Try it — Each entry below must appear in the answer exactly as written.

Supplied data —
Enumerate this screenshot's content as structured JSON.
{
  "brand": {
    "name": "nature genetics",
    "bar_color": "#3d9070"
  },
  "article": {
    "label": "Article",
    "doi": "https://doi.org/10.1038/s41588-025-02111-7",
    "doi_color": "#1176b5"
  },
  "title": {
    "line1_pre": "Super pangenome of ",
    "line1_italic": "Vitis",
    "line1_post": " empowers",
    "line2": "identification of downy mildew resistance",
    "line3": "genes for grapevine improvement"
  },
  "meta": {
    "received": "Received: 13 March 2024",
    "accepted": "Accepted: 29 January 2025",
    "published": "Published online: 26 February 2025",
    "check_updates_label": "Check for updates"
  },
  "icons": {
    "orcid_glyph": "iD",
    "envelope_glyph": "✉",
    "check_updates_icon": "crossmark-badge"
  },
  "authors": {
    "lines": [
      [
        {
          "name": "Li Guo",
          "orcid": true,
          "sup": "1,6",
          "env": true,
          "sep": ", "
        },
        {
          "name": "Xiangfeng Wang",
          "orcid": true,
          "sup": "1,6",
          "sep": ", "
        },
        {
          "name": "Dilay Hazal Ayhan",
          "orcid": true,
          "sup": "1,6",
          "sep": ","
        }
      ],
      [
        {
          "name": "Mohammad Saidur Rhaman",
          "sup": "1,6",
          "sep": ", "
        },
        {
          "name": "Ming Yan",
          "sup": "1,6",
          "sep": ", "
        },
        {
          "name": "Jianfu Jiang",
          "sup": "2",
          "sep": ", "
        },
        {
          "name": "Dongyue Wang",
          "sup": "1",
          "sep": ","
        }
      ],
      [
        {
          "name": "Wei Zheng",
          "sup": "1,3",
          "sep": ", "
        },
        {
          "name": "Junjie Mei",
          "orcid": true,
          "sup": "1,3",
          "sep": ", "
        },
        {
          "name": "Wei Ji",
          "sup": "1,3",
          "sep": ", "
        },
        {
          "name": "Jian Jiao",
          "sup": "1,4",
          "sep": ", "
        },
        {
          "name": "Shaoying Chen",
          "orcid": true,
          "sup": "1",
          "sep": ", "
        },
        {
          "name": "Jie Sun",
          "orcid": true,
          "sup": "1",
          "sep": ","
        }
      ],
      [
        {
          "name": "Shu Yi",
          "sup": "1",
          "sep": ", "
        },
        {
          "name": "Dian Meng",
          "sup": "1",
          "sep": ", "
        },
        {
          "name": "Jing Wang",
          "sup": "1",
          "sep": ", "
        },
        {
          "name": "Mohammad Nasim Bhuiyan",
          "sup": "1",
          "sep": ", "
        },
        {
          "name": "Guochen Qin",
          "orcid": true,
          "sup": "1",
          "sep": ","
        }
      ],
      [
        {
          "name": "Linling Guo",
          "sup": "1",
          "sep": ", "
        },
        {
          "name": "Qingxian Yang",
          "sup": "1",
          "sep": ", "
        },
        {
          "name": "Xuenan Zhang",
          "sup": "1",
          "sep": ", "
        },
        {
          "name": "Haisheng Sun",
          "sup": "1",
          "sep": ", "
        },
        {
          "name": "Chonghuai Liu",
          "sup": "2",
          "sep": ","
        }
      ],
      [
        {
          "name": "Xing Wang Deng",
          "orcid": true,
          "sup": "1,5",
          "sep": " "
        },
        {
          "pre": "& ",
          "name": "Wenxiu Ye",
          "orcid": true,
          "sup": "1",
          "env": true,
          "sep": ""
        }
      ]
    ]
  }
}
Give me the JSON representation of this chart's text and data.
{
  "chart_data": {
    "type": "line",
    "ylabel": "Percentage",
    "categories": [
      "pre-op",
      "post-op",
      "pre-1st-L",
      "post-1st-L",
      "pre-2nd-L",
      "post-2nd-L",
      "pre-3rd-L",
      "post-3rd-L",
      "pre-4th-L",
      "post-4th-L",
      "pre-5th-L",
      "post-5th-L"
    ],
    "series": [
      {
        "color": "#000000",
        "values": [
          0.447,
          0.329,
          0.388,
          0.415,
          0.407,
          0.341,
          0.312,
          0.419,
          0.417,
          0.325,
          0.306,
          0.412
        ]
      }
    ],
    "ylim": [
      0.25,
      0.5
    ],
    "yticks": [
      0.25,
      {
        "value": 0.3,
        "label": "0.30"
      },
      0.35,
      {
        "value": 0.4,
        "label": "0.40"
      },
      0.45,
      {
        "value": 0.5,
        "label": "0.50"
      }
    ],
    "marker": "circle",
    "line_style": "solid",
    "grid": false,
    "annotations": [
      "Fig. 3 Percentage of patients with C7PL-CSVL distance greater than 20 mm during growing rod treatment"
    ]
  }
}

Solution for this problem —
Enumerate this screenshot's content as structured JSON.
{
  "brand": {
    "name": "nature genetics",
    "bar_color": "#3d9070"
  },
  "article": {
    "label": "Article",
    "doi": "https://doi.org/10.1038/s41588-025-02111-7",
    "doi_color": "#1176b5"
  },
  "title": {
    "line1_pre": "Super pangenome of ",
    "line1_italic": "Vitis",
    "line1_post": " empowers",
    "line2": "identification of downy mildew resistance",
    "line3": "genes for grapevine improvement"
  },
  "meta": {
    "received": "Received: 13 March 2024",
    "accepted": "Accepted: 29 January 2025",
    "published": "Published online: 26 February 2025",
    "check_updates_label": "Check for updates"
  },
  "icons": {
    "orcid_glyph": "iD",
    "envelope_glyph": "✉",
    "check_updates_icon": "crossmark-badge"
  },
  "authors": {
    "lines": [
      [
        {
          "name": "Li Guo",
          "orcid": true,
          "sup": "1,6",
          "env": true,
          "sep": ", "
        },
        {
          "name": "Xiangfeng Wang",
          "orcid": true,
          "sup": "1,6",
          "sep": ", "
        },
        {
          "name": "Dilay Hazal Ayhan",
          "orcid": true,
          "sup": "1,6",
          "sep": ","
        }
      ],
      [
        {
          "name": "Mohammad Saidur Rhaman",
          "sup": "1,6",
          "sep": ", "
        },
        {
          "name": "Ming Yan",
          "sup": "1,6",
          "sep": ", "
        },
        {
          "name": "Jianfu Jiang",
          "sup": "2",
          "sep": ", "
        },
        {
          "name": "Dongyue Wang",
          "sup": "1",
          "sep": ","
        }
      ],
      [
        {
          "name": "Wei Zheng",
          "sup": "1,3",
          "sep": ", "
        },
        {
          "name": "Junjie Mei",
          "orcid": true,
          "sup": "1,3",
          "sep": ", "
        },
        {
          "name": "Wei Ji",
          "sup": "1,3",
          "sep": ", "
        },
        {
          "name": "Jian Jiao",
          "sup": "1,4",
          "sep": ", "
        },
        {
          "name": "Shaoying Chen",
          "orcid": true,
          "sup": "1",
          "sep": ", "
        },
        {
          "name": "Jie Sun",
          "orcid": true,
          "sup": "1",
          "sep": ","
        }
      ],
      [
        {
          "name": "Shu Yi",
          "sup": "1",
          "sep": ", "
        },
        {
          "name": "Dian Meng",
          "sup": "1",
          "sep": ", "
        },
        {
          "name": "Jing Wang",
          "sup": "1",
          "sep": ", "
        },
        {
          "name": "Mohammad Nasim Bhuiyan",
          "sup": "1",
          "sep": ", "
        },
        {
          "name": "Guochen Qin",
          "orcid": true,
          "sup": "1",
          "sep": ","
        }
      ],
      [
        {
          "name": "Linling Guo",
          "sup": "1",
          "sep": ", "
        },
        {
          "name": "Qingxian Yang",
          "sup": "1",
          "sep": ", "
        },
        {
          "name": "Xuenan Zhang",
          "sup": "1",
          "sep": ", "
        },
        {
          "name": "Haisheng Sun",
          "sup": "1",
          "sep": ", "
        },
        {
          "name": "Chonghuai Liu",
          "sup": "2",
          "sep": ","
        }
      ],
      [
        {
          "name": "Xing Wang Deng",
          "orcid": true,
          "sup": "1,5",
          "sep": " "
        },
        {
          "pre": "& ",
          "name": "Wenxiu Ye",
          "orcid": true,
          "sup": "1",
          "env": true,
          "sep": ""
        }
      ]
    ]
  }
}
Give me the JSON representation of this chart's text and data.
{
  "chart_data": {
    "type": "line",
    "ylabel": "Percentage",
    "categories": [
      "pre-op",
      "post-op",
      "pre-1st-L",
      "post-1st-L",
      "pre-2nd-L",
      "post-2nd-L",
      "pre-3rd-L",
      "post-3rd-L",
      "pre-4th-L",
      "post-4th-L",
      "pre-5th-L",
      "post-5th-L"
    ],
    "series": [
      {
        "color": "#000000",
        "values": [
          0.447,
          0.329,
          0.388,
          0.415,
          0.407,
          0.341,
          0.312,
          0.419,
          0.417,
          0.325,
          0.306,
          0.412
        ]
      }
    ],
    "ylim": [
      0.25,
      0.5
    ],
    "yticks": [
      0.25,
      {
        "value": 0.3,
        "label": "0.30"
      },
      0.35,
      {
        "value": 0.4,
        "label": "0.40"
      },
      0.45,
      {
        "value": 0.5,
        "label": "0.50"
      }
    ],
    "marker": "circle",
    "line_style": "solid",
    "grid": false,
    "annotations": [
      "Fig. 3 Percentage of patients with C7PL-CSVL distance greater than 20 mm during growing rod treatment"
    ]
  }
}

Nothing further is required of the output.